### THE PROBLEM
Transcribe all records exactly.

--- Start EXTRACTED INFORMATION ---

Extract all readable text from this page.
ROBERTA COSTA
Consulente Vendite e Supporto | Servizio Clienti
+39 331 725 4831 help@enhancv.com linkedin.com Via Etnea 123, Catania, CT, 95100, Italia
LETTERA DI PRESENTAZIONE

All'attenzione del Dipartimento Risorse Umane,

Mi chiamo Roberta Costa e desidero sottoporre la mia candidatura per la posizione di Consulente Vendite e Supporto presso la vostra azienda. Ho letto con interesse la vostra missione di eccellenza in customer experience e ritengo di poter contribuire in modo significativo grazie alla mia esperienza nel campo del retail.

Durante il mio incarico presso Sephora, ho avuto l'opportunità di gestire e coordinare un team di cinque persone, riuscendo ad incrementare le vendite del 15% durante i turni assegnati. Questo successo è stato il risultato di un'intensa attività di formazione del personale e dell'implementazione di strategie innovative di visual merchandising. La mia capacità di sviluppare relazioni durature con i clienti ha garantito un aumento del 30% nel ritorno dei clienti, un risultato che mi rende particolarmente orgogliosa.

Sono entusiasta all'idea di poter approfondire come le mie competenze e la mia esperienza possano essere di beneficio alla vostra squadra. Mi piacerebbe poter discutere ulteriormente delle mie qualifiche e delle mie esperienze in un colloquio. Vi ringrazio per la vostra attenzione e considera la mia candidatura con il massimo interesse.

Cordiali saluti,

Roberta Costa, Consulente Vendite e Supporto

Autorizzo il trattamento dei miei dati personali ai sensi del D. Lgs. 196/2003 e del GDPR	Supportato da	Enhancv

--- End EXTRACTED INFORMATION ---

### IN RESPONSE
Extract all readable text from this page.
ROBERTA COSTA
Consulente Vendite e Supporto | Servizio Clienti
+39 331 725 4831 help@enhancv.com linkedin.com Via Etnea 123, Catania, CT, 95100, Italia
LETTERA DI PRESENTAZIONE

All'attenzione del Dipartimento Risorse Umane,

Mi chiamo Roberta Costa e desidero sottoporre la mia candidatura per la posizione di Consulente Vendite e Supporto presso la vostra azienda. Ho letto con interesse la vostra missione di eccellenza in customer experience e ritengo di poter contribuire in modo significativo grazie alla mia esperienza nel campo del retail.

Durante il mio incarico presso Sephora, ho avuto l'opportunità di gestire e coordinare un team di cinque persone, riuscendo ad incrementare le vendite del 15% durante i turni assegnati. Questo successo è stato il risultato di un'intensa attività di formazione del personale e dell'implementazione di strategie innovative di visual merchandising. La mia capacità di sviluppare relazioni durature con i clienti ha garantito un aumento del 30% nel ritorno dei clienti, un risultato che mi rende particolarmente orgogliosa.

Sono entusiasta all'idea di poter approfondire come le mie competenze e la mia esperienza possano essere di beneficio alla vostra squadra. Mi piacerebbe poter discutere ulteriormente delle mie qualifiche e delle mie esperienze in un colloquio. Vi ringrazio per la vostra attenzione e considera la mia candidatura con il massimo interesse.

Cordiali saluti,

Roberta Costa, Consulente Vendite e Supporto

Autorizzo il trattamento dei miei dati personali ai sensi del D. Lgs. 196/2003 e del GDPR	Supportato da	Enhancv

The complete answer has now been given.